Boxed element entries:
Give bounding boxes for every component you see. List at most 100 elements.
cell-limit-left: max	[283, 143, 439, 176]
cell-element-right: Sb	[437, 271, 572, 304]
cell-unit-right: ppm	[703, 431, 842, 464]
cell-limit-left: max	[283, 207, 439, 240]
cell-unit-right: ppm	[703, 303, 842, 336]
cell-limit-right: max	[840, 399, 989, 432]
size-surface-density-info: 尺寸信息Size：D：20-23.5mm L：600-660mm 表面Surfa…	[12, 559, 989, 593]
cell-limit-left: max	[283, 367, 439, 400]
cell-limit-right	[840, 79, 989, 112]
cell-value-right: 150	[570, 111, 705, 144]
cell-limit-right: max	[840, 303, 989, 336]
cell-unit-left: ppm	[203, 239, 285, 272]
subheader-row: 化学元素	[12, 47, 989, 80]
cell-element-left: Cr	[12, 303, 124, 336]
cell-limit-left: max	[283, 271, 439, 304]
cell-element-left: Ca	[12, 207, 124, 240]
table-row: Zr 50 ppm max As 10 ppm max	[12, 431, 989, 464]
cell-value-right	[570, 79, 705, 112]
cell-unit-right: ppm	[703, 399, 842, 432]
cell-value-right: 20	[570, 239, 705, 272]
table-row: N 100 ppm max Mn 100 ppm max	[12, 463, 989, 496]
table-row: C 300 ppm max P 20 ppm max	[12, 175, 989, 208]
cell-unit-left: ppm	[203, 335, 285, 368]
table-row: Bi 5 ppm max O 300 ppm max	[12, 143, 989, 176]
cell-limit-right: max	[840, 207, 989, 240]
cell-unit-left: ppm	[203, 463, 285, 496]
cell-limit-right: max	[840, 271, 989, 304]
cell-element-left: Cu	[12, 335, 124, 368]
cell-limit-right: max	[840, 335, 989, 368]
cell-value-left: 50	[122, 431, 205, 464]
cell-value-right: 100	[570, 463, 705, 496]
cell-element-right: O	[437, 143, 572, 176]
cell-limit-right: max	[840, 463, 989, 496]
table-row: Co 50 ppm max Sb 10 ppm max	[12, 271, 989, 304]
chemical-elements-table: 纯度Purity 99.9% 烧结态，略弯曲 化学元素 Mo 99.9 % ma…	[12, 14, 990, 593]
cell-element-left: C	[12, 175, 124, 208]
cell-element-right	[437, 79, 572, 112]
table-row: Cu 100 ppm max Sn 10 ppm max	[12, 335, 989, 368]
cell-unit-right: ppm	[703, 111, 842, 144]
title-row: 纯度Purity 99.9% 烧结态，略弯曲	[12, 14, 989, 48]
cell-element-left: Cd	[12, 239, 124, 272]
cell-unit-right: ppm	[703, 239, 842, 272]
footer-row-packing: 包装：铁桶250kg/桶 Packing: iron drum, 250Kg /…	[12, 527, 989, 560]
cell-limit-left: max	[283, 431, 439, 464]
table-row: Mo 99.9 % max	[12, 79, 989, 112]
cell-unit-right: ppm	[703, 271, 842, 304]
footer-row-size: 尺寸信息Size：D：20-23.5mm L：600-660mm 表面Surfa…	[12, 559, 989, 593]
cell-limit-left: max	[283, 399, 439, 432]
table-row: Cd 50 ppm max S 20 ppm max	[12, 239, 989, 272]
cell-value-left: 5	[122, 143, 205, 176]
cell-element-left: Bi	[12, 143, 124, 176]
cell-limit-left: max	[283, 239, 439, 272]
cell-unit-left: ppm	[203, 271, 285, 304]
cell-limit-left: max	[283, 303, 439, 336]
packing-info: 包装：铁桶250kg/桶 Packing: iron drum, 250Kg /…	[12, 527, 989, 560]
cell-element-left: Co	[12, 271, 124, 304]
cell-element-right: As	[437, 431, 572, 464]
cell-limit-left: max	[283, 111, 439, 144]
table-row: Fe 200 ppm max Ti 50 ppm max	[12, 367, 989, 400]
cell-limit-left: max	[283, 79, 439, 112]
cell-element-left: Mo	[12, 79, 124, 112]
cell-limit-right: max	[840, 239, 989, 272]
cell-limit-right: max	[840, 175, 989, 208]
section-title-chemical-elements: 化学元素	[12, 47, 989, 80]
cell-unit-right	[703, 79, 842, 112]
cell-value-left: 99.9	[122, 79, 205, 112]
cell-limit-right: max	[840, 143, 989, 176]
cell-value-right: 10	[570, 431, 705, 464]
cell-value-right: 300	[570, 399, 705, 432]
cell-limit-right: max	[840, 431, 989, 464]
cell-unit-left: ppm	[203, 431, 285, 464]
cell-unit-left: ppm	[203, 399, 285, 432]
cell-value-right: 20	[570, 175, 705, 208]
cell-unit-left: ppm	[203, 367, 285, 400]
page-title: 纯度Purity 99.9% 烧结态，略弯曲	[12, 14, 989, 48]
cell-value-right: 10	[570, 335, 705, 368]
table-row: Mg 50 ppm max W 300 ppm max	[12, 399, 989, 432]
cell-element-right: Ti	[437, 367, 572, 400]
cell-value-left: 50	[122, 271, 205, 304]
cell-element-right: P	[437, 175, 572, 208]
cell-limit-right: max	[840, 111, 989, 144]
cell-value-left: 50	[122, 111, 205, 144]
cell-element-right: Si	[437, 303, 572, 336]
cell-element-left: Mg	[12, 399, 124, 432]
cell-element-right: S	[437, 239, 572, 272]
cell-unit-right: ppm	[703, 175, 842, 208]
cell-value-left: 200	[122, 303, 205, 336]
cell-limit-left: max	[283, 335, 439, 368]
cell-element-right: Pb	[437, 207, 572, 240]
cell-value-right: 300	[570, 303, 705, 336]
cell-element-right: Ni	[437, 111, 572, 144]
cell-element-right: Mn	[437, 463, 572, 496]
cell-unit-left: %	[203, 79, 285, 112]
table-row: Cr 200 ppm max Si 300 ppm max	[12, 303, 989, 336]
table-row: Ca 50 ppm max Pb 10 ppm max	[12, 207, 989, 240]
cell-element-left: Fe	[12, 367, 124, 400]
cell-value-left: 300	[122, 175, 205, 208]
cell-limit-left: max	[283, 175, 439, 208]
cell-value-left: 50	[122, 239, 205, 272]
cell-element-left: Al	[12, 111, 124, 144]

• _WHAT YOU SHOULD DO_
Copy the lines of the listing word for word, starting at its first line and ending at the line containing "table-row: Bi 5", with both of those lines included.

• _CORRECT RESULT_
Give bounding boxes for every component you see. List at most 100 elements.
cell-limit-left: max	[283, 143, 439, 176]
cell-element-right: Sb	[437, 271, 572, 304]
cell-unit-right: ppm	[703, 431, 842, 464]
cell-limit-left: max	[283, 207, 439, 240]
cell-unit-right: ppm	[703, 303, 842, 336]
cell-limit-right: max	[840, 399, 989, 432]
size-surface-density-info: 尺寸信息Size：D：20-23.5mm L：600-660mm 表面Surfa…	[12, 559, 989, 593]
cell-limit-left: max	[283, 367, 439, 400]
cell-limit-right	[840, 79, 989, 112]
cell-value-right: 150	[570, 111, 705, 144]
cell-limit-right: max	[840, 303, 989, 336]
cell-unit-left: ppm	[203, 239, 285, 272]
subheader-row: 化学元素	[12, 47, 989, 80]
cell-element-left: Cr	[12, 303, 124, 336]
cell-limit-left: max	[283, 271, 439, 304]
cell-element-left: Ca	[12, 207, 124, 240]
table-row: Zr 50 ppm max As 10 ppm max	[12, 431, 989, 464]
cell-value-right	[570, 79, 705, 112]
cell-unit-right: ppm	[703, 399, 842, 432]
cell-value-right: 20	[570, 239, 705, 272]
table-row: N 100 ppm max Mn 100 ppm max	[12, 463, 989, 496]
table-row: C 300 ppm max P 20 ppm max	[12, 175, 989, 208]
cell-unit-left: ppm	[203, 335, 285, 368]
table-row: Bi 5 ppm max O 300 ppm max	[12, 143, 989, 176]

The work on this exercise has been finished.